_Stated problem_
Can you transcribe the data exactly? Leave the pictures out.
##### Data rows #####
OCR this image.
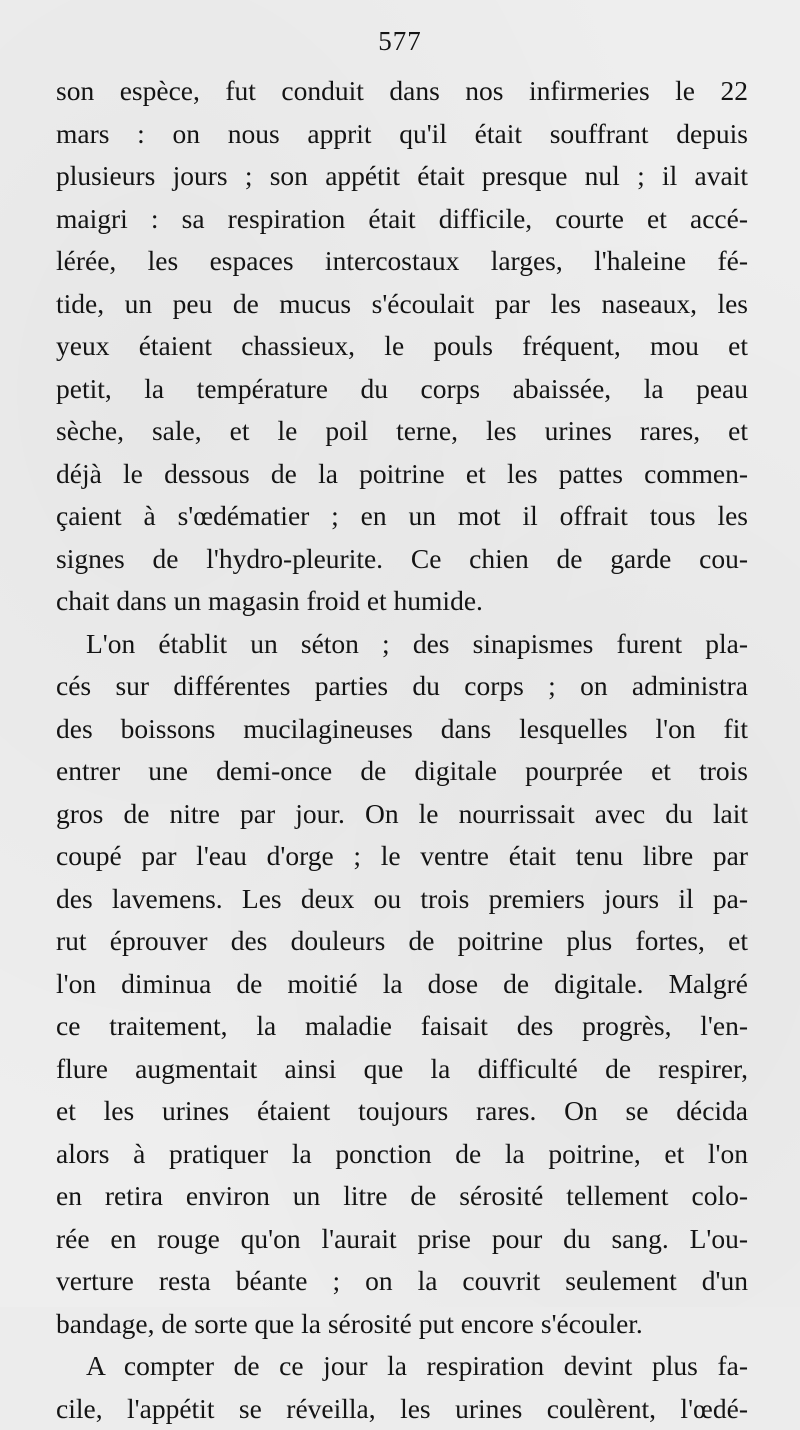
577
son espèce, fut conduit dans nos infirmeries le 22
mars : on nous apprit qu'il était souffrant depuis
plusieurs jours ; son appétit était presque nul ; il avait
maigri : sa respiration était difficile, courte et accé-
lérée, les espaces intercostaux larges, l'haleine fé-
tide, un peu de mucus s'écoulait par les naseaux, les
yeux étaient chassieux, le pouls fréquent, mou et
petit, la température du corps abaissée, la peau
sèche, sale, et le poil terne, les urines rares, et
déjà le dessous de la poitrine et les pattes commen-
çaient à s'œdématier ; en un mot il offrait tous les
signes de l'hydro-pleurite. Ce chien de garde cou-
chait dans un magasin froid et humide.
L'on établit un séton ; des sinapismes furent pla-
cés sur différentes parties du corps ; on administra
des boissons mucilagineuses dans lesquelles l'on fit
entrer une demi-once de digitale pourprée et trois
gros de nitre par jour. On le nourrissait avec du lait
coupé par l'eau d'orge ; le ventre était tenu libre par
des lavemens. Les deux ou trois premiers jours il pa-
rut éprouver des douleurs de poitrine plus fortes, et
l'on diminua de moitié la dose de digitale. Malgré
ce traitement, la maladie faisait des progrès, l'en-
flure augmentait ainsi que la difficulté de respirer,
et les urines étaient toujours rares. On se décida
alors à pratiquer la ponction de la poitrine, et l'on
en retira environ un litre de sérosité tellement colo-
rée en rouge qu'on l'aurait prise pour du sang. L'ou-
verture resta béante ; on la couvrit seulement d'un
bandage, de sorte que la sérosité put encore s'écouler.
A compter de ce jour la respiration devint plus fa-
cile, l'appétit se réveilla, les urines coulèrent, l'œdé-
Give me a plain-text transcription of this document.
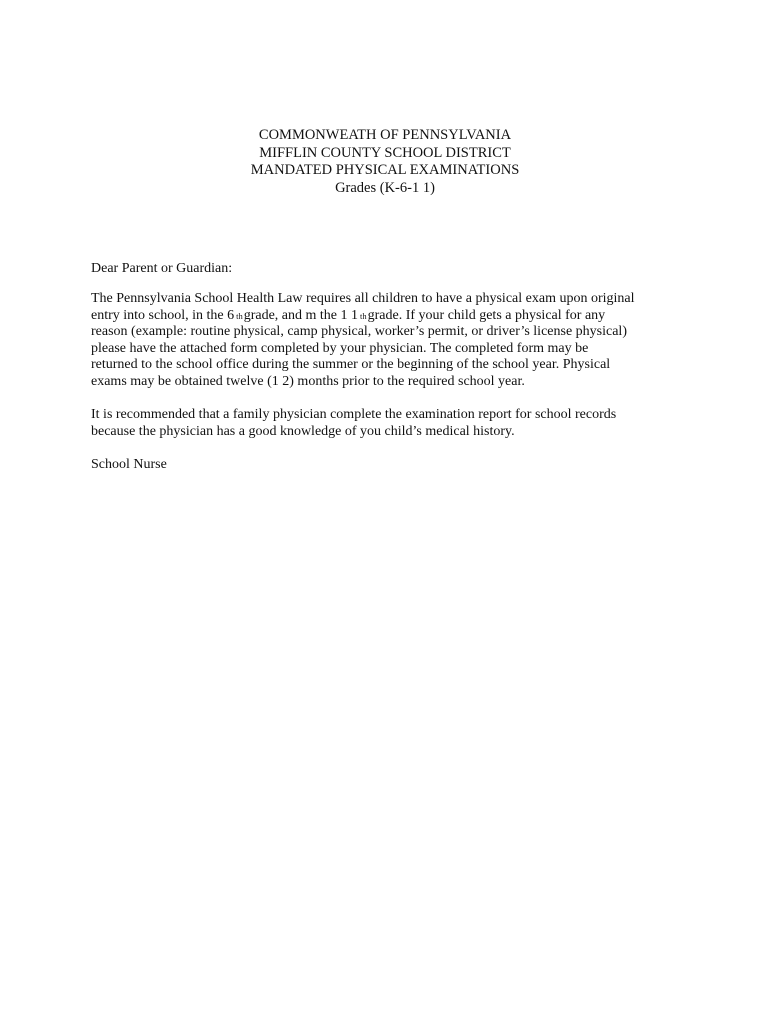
COMMONWEATH OF PENNSYLVANIA
MIFFLIN COUNTY SCHOOL DISTRICT
MANDATED PHYSICAL EXAMINATIONS
Grades (K-6-1 1)
Dear Parent or Guardian:
The Pennsylvania School Health Law requires all children to have a physical exam upon original
entry into school, in the 6 thgrade, and m the 1 1 thgrade. If your child gets a physical for any
reason (example: routine physical, camp physical, worker’s permit, or driver’s license physical)
please have the attached form completed by your physician. The completed form may be
returned to the school office during the summer or the beginning of the school year. Physical
exams may be obtained twelve (1 2) months prior to the required school year.
It is recommended that a family physician complete the examination report for school records
because the physician has a good knowledge of you child’s medical history.
School Nurse
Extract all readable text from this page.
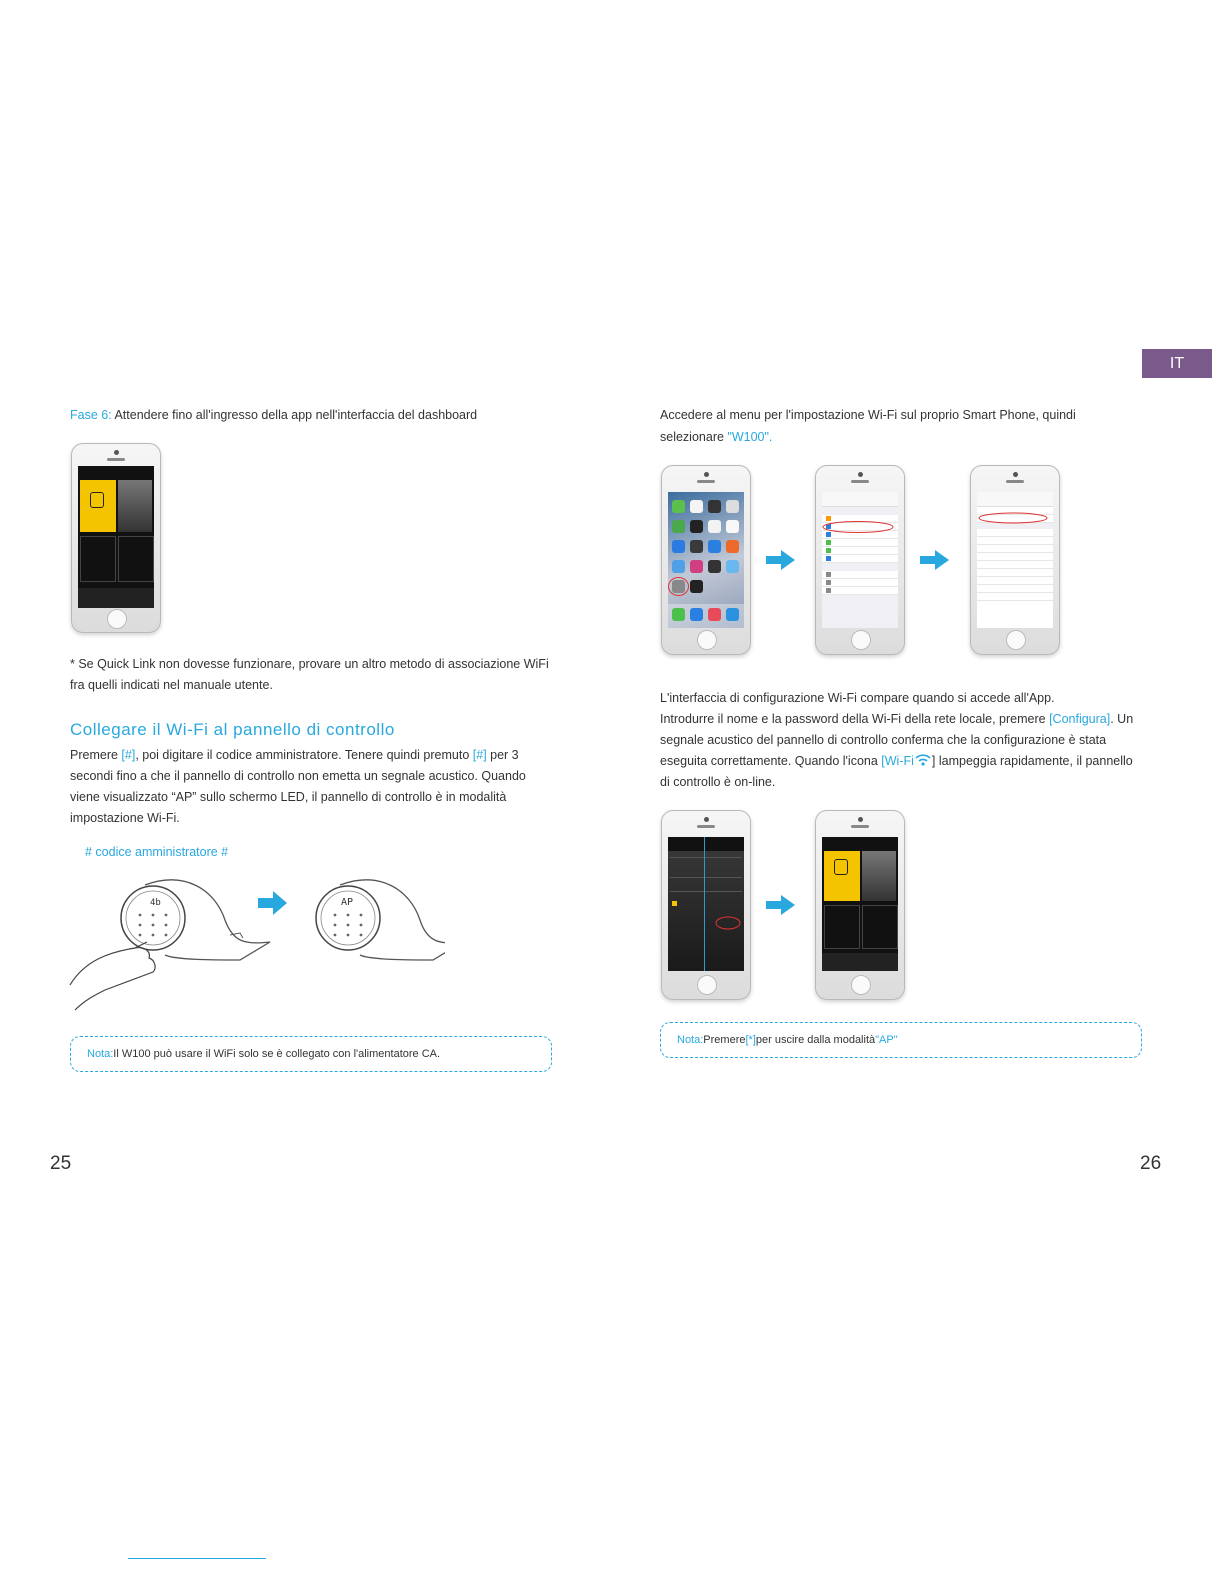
IT
Fase 6: Attendere fino all'ingresso della app nell'interfaccia del dashboard
* Se Quick Link non dovesse funzionare, provare un altro metodo di associazione WiFi
fra quelli indicati nel manuale utente.
Collegare il Wi-Fi al pannello di controllo
Premere [#], poi digitare il codice amministratore. Tenere quindi premuto [#] per 3 secondi fino a che il pannello di controllo non emetta un segnale acustico. Quando viene visualizzato “AP” sullo schermo LED, il pannello di controllo è in modalità impostazione Wi-Fi.
# codice amministratore #
4b	AP
Nota: Il W100 può usare il WiFi solo se è collegato con l'alimentatore CA.
25
Accedere al menu per l'impostazione Wi-Fi sul proprio Smart Phone, quindi
selezionare "W100".
L'interfaccia di configurazione Wi-Fi compare quando si accede all'App.
Introdurre il nome e la password della Wi-Fi della rete locale, premere [Configura]. Un
segnale acustico del pannello di controllo conferma che la configurazione è stata
eseguita correttamente. Quando l'icona [Wi-Fi ] lampeggia rapidamente, il pannello
di controllo è on-line.
Nota: Premere [*] per uscire dalla modalità "AP"
26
#####
_Reply to the exercise_
OCR this image.
577
son espèce, fut conduit dans nos infirmeries le 22
mars : on nous apprit qu'il était souffrant depuis
plusieurs jours ; son appétit était presque nul ; il avait
maigri : sa respiration était difficile, courte et accé-
lérée, les espaces intercostaux larges, l'haleine fé-
tide, un peu de mucus s'écoulait par les naseaux, les
yeux étaient chassieux, le pouls fréquent, mou et
petit, la température du corps abaissée, la peau
sèche, sale, et le poil terne, les urines rares, et
déjà le dessous de la poitrine et les pattes commen-
çaient à s'œdématier ; en un mot il offrait tous les
signes de l'hydro-pleurite. Ce chien de garde cou-
chait dans un magasin froid et humide.
L'on établit un séton ; des sinapismes furent pla-
cés sur différentes parties du corps ; on administra
des boissons mucilagineuses dans lesquelles l'on fit
entrer une demi-once de digitale pourprée et trois
gros de nitre par jour. On le nourrissait avec du lait
coupé par l'eau d'orge ; le ventre était tenu libre par
des lavemens. Les deux ou trois premiers jours il pa-
rut éprouver des douleurs de poitrine plus fortes, et
l'on diminua de moitié la dose de digitale. Malgré
ce traitement, la maladie faisait des progrès, l'en-
flure augmentait ainsi que la difficulté de respirer,
et les urines étaient toujours rares. On se décida
alors à pratiquer la ponction de la poitrine, et l'on
en retira environ un litre de sérosité tellement colo-
rée en rouge qu'on l'aurait prise pour du sang. L'ou-
verture resta béante ; on la couvrit seulement d'un
bandage, de sorte que la sérosité put encore s'écouler.
A compter de ce jour la respiration devint plus fa-
cile, l'appétit se réveilla, les urines coulèrent, l'œdé-
Give me a plain-text transcription of this document.
COMMONWEATH OF PENNSYLVANIA
MIFFLIN COUNTY SCHOOL DISTRICT
MANDATED PHYSICAL EXAMINATIONS
Grades (K-6-1 1)
Dear Parent or Guardian:
The Pennsylvania School Health Law requires all children to have a physical exam upon original
entry into school, in the 6 thgrade, and m the 1 1 thgrade. If your child gets a physical for any
reason (example: routine physical, camp physical, worker’s permit, or driver’s license physical)
please have the attached form completed by your physician. The completed form may be
returned to the school office during the summer or the beginning of the school year. Physical
exams may be obtained twelve (1 2) months prior to the required school year.
It is recommended that a family physician complete the examination report for school records
because the physician has a good knowledge of you child’s medical history.
School Nurse
Extract all readable text from this page.
IT
Fase 6: Attendere fino all'ingresso della app nell'interfaccia del dashboard
* Se Quick Link non dovesse funzionare, provare un altro metodo di associazione WiFi
fra quelli indicati nel manuale utente.
Collegare il Wi-Fi al pannello di controllo
Premere [#], poi digitare il codice amministratore. Tenere quindi premuto [#] per 3 secondi fino a che il pannello di controllo non emetta un segnale acustico. Quando viene visualizzato “AP” sullo schermo LED, il pannello di controllo è in modalità impostazione Wi-Fi.
# codice amministratore #
4b	AP
Nota: Il W100 può usare il WiFi solo se è collegato con l'alimentatore CA.
25
Accedere al menu per l'impostazione Wi-Fi sul proprio Smart Phone, quindi
selezionare "W100".
L'interfaccia di configurazione Wi-Fi compare quando si accede all'App.
Introdurre il nome e la password della Wi-Fi della rete locale, premere [Configura]. Un
segnale acustico del pannello di controllo conferma che la configurazione è stata
eseguita correttamente. Quando l'icona [Wi-Fi ] lampeggia rapidamente, il pannello
di controllo è on-line.
Nota: Premere [*] per uscire dalla modalità "AP"
26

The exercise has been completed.